══ Excerpt provided ══

Does INSERT's affect performance depending on INSERT order?

Question

Does INSERT's affect performance depending on INSERT order?

oRBIT

SSC-Addicted

Points: 408
More actions
January 19, 2024 at 9:14 am

#4364296

Assume I have a table with a clustered datetime-index.
Assume I'm going to insert lots of data. The data to be inserted is not in any specific order.
Would the INSERT go faster if the data to be inserted is sorted by the datetime column?
I am just guessing here but inserting random data here would increase the chances of alot more pagesplits and such instead of the data already would be sorted?

Viewing 11 posts - 1 through 10 (of 10 total)

You must be logged in to reply to this topic. Login to reply

Mr. Brian Gale SSC-Insane Points: 24692 More actions · Answer 1

If I remember right, the BEST way to do the inserts is by inserting at the END of the index. So if your data is ordered by the clustered index, that'll give you the best performance. Another performance trick I've found is that if you disable the non clustered indexes and then rebuild them after the insert, you can get a performance boost. NOT always, but sometimes.

BUT My opinion - test it. If you don't know for sure, try it out.

The above is all just my opinion on what you should do.
As with all advice you find on a random internet forum - you shouldn't blindly follow it. Always test on a test server to see if there is negative side effects before making changes to live!
I recommend you NEVER run "random code" you found online on any system you care about UNLESS you understand and can verify the code OR you don't care if the code trashes your system.

═══
══ Records provided ══

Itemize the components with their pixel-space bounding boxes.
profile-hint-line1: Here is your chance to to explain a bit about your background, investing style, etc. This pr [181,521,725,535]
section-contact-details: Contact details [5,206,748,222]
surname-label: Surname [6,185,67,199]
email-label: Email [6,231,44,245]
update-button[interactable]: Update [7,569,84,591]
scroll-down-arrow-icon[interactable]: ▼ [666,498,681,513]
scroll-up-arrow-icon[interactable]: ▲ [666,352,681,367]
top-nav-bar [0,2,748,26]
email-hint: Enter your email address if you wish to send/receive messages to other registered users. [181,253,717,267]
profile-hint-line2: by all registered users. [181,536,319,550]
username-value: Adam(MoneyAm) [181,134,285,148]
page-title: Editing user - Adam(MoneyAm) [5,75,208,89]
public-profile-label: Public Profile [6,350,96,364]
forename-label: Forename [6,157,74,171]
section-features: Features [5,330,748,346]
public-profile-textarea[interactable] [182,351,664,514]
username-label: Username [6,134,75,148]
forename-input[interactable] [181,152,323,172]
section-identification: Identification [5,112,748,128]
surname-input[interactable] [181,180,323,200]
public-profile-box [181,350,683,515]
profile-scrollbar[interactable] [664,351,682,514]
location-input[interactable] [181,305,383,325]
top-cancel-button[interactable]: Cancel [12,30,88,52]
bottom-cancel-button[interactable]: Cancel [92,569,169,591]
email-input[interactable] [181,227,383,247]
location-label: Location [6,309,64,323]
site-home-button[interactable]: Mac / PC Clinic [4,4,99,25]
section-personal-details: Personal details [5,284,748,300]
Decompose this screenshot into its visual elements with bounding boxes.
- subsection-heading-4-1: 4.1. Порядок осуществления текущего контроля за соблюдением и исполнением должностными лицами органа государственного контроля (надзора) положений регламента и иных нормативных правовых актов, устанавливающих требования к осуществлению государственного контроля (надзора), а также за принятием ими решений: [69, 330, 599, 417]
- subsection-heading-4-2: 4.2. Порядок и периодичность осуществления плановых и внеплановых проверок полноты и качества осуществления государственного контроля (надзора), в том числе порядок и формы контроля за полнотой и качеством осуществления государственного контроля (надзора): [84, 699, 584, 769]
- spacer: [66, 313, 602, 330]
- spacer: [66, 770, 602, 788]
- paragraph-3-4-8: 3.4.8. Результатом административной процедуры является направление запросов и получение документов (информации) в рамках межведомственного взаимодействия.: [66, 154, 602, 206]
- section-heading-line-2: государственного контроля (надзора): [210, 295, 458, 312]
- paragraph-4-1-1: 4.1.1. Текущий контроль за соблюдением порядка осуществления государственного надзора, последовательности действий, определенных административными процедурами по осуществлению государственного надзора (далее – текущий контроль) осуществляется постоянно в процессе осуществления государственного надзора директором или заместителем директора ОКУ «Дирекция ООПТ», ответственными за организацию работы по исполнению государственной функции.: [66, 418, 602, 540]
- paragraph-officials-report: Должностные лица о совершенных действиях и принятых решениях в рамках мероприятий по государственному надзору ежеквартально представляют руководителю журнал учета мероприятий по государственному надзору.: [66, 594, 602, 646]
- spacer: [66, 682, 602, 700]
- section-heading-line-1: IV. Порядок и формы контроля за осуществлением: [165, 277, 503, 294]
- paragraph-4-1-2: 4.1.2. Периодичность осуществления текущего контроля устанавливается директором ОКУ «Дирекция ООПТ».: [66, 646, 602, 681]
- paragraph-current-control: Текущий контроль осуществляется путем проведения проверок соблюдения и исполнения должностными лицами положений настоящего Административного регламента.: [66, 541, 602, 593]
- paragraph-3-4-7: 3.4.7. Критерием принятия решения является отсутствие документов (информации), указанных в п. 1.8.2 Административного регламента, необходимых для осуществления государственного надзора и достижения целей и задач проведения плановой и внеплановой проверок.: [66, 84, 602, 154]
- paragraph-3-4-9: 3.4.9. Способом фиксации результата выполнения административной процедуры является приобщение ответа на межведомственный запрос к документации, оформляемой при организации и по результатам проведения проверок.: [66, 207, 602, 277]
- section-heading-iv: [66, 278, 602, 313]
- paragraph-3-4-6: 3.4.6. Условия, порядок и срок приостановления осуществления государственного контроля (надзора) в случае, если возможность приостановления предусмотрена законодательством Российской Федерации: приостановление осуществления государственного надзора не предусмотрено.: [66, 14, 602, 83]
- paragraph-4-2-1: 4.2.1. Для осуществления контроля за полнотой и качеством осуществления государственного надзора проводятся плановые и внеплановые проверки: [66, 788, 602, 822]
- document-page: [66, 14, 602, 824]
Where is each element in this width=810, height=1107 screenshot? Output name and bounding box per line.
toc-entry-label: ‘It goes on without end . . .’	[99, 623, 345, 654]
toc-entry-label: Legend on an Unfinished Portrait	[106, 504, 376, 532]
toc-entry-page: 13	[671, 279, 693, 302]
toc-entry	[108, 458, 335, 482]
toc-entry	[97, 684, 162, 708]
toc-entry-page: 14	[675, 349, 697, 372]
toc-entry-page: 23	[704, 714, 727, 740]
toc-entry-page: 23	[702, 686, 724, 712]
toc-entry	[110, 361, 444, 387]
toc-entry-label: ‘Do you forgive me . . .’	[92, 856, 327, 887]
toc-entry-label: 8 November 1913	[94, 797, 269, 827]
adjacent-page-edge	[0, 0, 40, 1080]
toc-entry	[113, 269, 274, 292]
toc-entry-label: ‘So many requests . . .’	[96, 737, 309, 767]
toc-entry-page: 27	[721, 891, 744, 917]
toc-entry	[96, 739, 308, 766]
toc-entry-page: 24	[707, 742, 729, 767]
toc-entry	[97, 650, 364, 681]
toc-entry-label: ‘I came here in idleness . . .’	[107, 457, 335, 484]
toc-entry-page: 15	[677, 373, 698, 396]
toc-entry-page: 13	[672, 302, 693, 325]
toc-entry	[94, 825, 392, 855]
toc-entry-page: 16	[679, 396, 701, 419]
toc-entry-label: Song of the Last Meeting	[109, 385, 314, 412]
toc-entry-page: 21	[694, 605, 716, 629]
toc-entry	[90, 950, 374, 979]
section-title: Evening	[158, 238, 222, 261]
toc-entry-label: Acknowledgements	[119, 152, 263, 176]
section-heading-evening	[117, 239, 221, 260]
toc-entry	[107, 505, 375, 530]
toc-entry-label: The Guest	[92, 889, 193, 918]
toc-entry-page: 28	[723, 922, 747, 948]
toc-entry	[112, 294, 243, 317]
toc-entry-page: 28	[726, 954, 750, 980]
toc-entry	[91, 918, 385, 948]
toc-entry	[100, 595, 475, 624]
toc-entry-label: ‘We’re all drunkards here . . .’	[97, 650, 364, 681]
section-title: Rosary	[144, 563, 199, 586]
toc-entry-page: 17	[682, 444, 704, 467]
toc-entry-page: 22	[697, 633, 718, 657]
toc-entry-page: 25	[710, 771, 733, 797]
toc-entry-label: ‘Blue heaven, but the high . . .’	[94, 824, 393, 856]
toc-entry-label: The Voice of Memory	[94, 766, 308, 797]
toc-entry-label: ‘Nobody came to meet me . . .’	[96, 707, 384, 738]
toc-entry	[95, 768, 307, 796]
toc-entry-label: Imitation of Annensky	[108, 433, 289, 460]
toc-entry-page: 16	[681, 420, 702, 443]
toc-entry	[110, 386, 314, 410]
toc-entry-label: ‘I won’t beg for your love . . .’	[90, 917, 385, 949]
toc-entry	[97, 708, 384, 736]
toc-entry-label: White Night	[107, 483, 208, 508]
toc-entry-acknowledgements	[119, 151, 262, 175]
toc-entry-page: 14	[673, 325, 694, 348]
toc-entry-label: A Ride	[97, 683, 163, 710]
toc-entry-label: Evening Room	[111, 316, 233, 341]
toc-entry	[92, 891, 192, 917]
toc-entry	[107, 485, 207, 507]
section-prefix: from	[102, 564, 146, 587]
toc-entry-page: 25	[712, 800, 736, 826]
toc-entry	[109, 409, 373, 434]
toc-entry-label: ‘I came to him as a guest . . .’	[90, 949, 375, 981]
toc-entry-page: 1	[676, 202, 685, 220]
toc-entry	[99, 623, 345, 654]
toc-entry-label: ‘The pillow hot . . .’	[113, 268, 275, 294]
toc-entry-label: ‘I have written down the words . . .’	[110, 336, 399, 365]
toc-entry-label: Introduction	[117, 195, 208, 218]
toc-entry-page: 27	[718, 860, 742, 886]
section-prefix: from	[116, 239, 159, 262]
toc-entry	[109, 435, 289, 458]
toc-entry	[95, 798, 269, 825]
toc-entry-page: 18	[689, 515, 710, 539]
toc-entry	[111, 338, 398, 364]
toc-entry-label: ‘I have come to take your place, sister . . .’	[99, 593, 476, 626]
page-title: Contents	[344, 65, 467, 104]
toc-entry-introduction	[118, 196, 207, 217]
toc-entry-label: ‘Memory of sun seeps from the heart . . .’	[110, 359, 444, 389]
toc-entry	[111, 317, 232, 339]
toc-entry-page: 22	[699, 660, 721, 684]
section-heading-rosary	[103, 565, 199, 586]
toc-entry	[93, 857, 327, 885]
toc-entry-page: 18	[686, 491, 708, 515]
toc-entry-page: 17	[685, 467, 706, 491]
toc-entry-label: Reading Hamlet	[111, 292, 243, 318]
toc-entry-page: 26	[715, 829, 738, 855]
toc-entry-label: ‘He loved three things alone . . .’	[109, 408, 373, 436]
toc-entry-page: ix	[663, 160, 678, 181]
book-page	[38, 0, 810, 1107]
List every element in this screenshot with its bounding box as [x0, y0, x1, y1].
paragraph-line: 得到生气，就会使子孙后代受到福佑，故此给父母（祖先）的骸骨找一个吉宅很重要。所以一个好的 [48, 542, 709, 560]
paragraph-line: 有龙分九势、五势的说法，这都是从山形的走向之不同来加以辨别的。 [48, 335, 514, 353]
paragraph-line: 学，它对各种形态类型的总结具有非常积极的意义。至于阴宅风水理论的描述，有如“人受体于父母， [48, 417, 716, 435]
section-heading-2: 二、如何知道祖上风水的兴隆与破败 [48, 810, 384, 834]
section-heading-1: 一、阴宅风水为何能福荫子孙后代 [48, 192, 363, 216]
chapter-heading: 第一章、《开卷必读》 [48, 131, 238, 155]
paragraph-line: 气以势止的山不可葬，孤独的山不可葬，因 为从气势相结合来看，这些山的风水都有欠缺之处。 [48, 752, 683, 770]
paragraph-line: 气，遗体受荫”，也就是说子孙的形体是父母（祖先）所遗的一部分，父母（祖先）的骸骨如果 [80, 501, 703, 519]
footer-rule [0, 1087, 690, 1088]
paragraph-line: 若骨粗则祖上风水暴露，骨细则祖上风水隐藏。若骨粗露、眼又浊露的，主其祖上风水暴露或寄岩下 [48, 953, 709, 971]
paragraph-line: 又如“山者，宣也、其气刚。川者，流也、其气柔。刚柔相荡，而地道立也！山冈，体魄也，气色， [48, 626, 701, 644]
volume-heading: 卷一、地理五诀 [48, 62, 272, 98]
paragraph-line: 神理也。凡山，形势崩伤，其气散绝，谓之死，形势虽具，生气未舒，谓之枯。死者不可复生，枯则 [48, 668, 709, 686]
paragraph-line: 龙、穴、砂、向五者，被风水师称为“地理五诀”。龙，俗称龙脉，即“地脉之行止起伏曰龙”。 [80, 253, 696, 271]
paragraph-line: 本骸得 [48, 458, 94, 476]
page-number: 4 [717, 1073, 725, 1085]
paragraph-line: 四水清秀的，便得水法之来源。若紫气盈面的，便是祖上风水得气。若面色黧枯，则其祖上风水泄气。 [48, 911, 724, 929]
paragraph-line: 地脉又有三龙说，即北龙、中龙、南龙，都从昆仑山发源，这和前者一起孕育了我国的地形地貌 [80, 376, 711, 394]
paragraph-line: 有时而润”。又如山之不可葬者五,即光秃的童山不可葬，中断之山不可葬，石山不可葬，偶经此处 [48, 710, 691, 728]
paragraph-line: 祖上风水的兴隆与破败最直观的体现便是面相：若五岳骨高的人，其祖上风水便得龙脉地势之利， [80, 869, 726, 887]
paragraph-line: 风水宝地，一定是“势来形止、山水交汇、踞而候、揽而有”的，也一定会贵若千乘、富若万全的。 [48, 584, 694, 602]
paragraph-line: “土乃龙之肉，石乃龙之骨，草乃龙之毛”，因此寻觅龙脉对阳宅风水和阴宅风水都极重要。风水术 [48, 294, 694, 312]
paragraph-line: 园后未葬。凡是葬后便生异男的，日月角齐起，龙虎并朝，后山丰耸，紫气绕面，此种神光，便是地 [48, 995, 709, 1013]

═══

[Request 1]: Please find every row containing the word "surname" and copy each of those rows in full.
[Request 2]: Continue the forum thread on INSERT order, starting after its last sentence.

[Exercise answer 1]:
surname-label: Surname [6,185,67,199]
surname-input[interactable] [181,180,323,200]

[Exercise answer 2]:
Jeff Moden SSC Guru Points: 1003870 More actions · Answer 2

oRBIT wrote:

Assume I have a table with a clustered datetime-index. Assume I'm going to insert lots of data. The data to be inserted is not in any specific order. Would the INSERT go faster if the data to be inserted is sorted by the datetime column?
I am just guessing here but inserting random data here would increase the chances of alot more pagesplits and such instead of the data already would be sorted?

The correct answer is "It Depends". If you do index maintenance correctly (NOT ever using REORGANIZE or the 5/30 supposed "Best Practice"), the use of random values can prevent page-splits in a lot of ways that most people can't even dream of because of all the misinformation that's out there for more than 2 decades. It also depends on whether or not you're inserting batches of data or single rows, etc, etc.

If it's a new or freshly truncated table that you'll be inserting into and it has only a clustered index, then you can actually get some serious performance and super low log file usage with no page-splits by following the requirements for "Minimal Logging", but it only works on the first insert to the new/freshly truncated table regardless of batch size.

Also, will there be any "updates" after the inserts? An "Ever Increasing" keyed index can be a real sore-spot for page splits there where a "random keyed" index will nicely absorb those.

--Jeff Moden

RBAR is pronounced "ree-bar" and is a "Modenism" for Row-By-Agonizing-Row.
First step towards the paradigm shift of writing Set Based code:
________Stop thinking about what you want to do to a ROW... think, instead, of what you want to do to a COLUMN.

Change is inevitable... Change for the better is not.

Helpful Links:
How to post code problems
How to Post Performance Problems
Create a Tally Function (fnTally)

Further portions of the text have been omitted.